◆ WHAT YOU WILL DO ◆
Copy out each line of the material below that holds the string "associated".

[Dataset records]
_ _ _ _
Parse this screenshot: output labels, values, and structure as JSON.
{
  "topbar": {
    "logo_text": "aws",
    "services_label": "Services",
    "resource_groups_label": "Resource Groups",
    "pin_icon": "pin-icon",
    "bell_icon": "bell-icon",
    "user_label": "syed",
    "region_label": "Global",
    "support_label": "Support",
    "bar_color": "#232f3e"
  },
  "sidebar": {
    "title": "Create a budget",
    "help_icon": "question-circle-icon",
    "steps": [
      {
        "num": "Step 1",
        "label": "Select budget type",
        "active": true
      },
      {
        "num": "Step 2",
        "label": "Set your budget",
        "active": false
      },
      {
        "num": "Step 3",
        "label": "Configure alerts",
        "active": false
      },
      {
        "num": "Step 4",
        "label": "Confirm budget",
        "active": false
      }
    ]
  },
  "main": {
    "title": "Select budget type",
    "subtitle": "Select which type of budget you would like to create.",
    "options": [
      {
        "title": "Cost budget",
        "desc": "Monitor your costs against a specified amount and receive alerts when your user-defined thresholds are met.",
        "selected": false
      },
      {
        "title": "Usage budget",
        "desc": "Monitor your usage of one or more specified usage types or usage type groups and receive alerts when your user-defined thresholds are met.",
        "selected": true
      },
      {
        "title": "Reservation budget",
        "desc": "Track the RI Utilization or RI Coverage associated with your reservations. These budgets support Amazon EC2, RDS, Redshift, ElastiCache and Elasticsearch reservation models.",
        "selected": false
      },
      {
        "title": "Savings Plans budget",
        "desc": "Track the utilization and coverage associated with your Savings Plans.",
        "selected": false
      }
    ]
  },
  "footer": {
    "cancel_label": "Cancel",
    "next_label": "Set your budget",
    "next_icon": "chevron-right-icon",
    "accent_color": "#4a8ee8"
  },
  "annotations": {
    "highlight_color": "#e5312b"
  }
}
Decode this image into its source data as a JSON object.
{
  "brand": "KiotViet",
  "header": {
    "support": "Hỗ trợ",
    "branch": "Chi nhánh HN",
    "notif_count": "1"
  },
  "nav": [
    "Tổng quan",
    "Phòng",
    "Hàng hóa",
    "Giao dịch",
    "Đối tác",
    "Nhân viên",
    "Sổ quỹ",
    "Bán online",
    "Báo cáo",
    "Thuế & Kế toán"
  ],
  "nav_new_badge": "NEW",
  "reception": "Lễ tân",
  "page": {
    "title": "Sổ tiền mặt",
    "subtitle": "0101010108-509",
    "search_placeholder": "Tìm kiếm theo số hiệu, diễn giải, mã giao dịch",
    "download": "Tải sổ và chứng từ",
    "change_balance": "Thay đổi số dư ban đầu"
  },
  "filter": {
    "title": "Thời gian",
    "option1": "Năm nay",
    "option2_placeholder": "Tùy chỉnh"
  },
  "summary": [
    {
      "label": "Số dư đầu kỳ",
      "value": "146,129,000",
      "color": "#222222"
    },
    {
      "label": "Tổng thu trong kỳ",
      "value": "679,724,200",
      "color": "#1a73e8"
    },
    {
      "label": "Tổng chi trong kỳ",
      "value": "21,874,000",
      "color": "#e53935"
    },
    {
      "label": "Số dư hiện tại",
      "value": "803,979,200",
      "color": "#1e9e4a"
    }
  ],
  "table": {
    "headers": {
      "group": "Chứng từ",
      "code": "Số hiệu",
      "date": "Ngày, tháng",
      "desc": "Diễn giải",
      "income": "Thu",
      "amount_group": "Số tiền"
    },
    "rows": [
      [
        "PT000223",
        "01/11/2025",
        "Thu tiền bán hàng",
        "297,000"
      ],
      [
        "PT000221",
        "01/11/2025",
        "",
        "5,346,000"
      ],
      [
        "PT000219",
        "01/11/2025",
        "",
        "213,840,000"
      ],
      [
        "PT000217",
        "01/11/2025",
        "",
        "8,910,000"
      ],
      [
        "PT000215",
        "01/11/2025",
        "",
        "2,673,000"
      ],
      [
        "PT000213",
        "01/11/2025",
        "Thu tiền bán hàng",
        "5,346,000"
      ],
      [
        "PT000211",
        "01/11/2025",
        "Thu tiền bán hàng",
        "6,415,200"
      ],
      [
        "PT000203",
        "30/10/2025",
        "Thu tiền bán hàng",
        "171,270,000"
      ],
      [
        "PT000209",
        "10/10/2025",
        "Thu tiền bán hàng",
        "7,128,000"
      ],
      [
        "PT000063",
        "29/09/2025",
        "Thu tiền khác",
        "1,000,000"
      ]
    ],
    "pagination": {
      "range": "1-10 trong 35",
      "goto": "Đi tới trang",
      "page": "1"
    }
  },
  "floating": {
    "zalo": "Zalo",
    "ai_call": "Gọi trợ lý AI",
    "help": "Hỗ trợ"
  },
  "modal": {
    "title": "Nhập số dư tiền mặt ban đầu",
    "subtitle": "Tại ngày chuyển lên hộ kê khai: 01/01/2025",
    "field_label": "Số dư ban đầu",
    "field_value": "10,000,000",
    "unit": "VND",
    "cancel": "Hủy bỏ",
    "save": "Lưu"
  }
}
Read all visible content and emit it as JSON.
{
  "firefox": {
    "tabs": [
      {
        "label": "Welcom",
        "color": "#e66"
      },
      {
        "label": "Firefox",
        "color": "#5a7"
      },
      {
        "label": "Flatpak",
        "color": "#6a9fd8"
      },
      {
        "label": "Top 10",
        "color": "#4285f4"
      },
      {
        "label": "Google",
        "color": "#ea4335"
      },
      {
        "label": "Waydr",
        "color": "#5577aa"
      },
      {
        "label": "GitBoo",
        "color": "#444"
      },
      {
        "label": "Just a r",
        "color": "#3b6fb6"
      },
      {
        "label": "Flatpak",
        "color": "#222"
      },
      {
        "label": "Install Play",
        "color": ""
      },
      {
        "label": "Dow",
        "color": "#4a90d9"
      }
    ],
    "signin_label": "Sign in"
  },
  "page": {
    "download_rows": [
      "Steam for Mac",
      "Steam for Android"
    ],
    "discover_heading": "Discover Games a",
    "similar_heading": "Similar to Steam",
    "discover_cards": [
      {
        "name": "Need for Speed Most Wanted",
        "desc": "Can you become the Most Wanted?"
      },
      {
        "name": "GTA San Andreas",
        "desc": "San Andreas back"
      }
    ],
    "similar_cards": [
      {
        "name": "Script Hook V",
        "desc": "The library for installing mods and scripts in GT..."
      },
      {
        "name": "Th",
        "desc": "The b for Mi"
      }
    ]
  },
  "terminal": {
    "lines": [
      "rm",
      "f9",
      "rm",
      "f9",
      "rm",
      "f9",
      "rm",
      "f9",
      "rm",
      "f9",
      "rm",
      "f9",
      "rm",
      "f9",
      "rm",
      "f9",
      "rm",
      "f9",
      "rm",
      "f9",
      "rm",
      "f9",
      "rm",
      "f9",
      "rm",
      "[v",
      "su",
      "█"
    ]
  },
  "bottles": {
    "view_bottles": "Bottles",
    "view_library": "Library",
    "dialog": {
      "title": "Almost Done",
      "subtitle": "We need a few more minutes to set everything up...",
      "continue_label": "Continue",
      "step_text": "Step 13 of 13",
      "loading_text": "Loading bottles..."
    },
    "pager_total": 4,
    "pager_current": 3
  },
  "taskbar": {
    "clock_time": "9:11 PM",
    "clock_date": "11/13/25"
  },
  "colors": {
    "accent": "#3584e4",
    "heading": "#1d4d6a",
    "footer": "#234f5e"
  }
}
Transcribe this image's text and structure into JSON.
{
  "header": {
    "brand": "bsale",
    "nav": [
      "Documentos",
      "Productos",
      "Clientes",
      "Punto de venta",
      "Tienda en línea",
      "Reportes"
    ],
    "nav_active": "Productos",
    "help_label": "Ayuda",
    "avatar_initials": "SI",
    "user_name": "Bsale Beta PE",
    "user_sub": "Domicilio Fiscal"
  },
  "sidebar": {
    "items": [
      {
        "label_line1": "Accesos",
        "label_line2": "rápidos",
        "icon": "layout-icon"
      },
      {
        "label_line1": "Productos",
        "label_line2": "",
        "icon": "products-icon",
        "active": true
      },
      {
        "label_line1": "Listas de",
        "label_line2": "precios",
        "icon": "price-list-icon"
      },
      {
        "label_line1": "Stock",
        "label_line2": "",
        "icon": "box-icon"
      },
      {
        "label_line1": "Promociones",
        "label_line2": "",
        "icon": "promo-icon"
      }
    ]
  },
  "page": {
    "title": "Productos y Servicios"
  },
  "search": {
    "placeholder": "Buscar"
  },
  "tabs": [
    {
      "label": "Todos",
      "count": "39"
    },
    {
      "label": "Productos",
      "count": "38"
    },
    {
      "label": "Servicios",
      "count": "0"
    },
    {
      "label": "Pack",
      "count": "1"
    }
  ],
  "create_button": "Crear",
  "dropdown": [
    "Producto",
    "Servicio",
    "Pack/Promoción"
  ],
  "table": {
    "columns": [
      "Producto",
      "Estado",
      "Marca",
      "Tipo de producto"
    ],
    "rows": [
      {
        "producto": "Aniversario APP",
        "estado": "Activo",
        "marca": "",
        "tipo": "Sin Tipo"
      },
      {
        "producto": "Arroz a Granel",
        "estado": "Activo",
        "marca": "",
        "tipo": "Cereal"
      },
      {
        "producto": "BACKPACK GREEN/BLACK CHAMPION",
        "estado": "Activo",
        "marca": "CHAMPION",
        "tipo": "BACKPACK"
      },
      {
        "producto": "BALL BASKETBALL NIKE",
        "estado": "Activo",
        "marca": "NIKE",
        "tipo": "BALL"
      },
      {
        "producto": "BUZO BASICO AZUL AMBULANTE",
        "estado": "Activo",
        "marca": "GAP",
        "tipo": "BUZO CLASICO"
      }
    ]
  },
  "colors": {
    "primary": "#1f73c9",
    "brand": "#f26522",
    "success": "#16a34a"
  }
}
_ _ _ _
◆ TASK SOLUTION ◆
        "desc": "Track the RI Utilization or RI Coverage associated with your reservations. These budgets support Amazon EC2, RDS, Redshift, ElastiCache and Elasticsearch reservation models.",
        "desc": "Track the utilization and coverage associated with your Savings Plans.",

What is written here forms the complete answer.